• What is asked: Type out the records that follow, exactly as given.

Saved entries
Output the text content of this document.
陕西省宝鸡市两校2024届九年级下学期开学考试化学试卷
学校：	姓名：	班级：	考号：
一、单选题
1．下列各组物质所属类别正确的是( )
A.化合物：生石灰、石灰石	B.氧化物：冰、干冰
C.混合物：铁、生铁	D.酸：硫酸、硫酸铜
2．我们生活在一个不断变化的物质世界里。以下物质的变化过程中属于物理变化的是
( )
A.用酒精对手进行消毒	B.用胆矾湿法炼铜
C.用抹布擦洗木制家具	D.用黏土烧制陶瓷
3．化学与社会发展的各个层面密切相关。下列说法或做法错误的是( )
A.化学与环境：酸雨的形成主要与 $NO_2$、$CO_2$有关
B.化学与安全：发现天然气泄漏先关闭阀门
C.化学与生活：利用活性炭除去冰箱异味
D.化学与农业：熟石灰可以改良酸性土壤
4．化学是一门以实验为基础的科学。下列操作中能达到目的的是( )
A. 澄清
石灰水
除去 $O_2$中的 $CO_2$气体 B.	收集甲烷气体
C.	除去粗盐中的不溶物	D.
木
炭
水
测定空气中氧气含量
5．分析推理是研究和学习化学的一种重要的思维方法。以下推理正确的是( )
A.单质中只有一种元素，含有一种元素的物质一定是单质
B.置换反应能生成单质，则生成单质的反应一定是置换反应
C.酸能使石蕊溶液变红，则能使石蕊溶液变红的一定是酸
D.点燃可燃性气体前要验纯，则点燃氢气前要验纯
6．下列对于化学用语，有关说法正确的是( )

• Exercise output:
Output the text content of this document.
陕西省宝鸡市两校2024届九年级下学期开学考试化学试卷
学校：	姓名：	班级：	考号：
一、单选题
1．下列各组物质所属类别正确的是( )
A.化合物：生石灰、石灰石	B.氧化物：冰、干冰
C.混合物：铁、生铁	D.酸：硫酸、硫酸铜
2．我们生活在一个不断变化的物质世界里。以下物质的变化过程中属于物理变化的是
( )
A.用酒精对手进行消毒	B.用胆矾湿法炼铜
C.用抹布擦洗木制家具	D.用黏土烧制陶瓷
3．化学与社会发展的各个层面密切相关。下列说法或做法错误的是( )
A.化学与环境：酸雨的形成主要与 $NO_2$、$CO_2$有关
B.化学与安全：发现天然气泄漏先关闭阀门
C.化学与生活：利用活性炭除去冰箱异味
D.化学与农业：熟石灰可以改良酸性土壤
4．化学是一门以实验为基础的科学。下列操作中能达到目的的是( )
A. 澄清
石灰水
除去 $O_2$中的 $CO_2$气体 B.	收集甲烷气体
C.	除去粗盐中的不溶物	D.
木
炭
水
测定空气中氧气含量
5．分析推理是研究和学习化学的一种重要的思维方法。以下推理正确的是( )
A.单质中只有一种元素，含有一种元素的物质一定是单质
B.置换反应能生成单质，则生成单质的反应一定是置换反应
C.酸能使石蕊溶液变红，则能使石蕊溶液变红的一定是酸
D.点燃可燃性气体前要验纯，则点燃氢气前要验纯
6．下列对于化学用语，有关说法正确的是( )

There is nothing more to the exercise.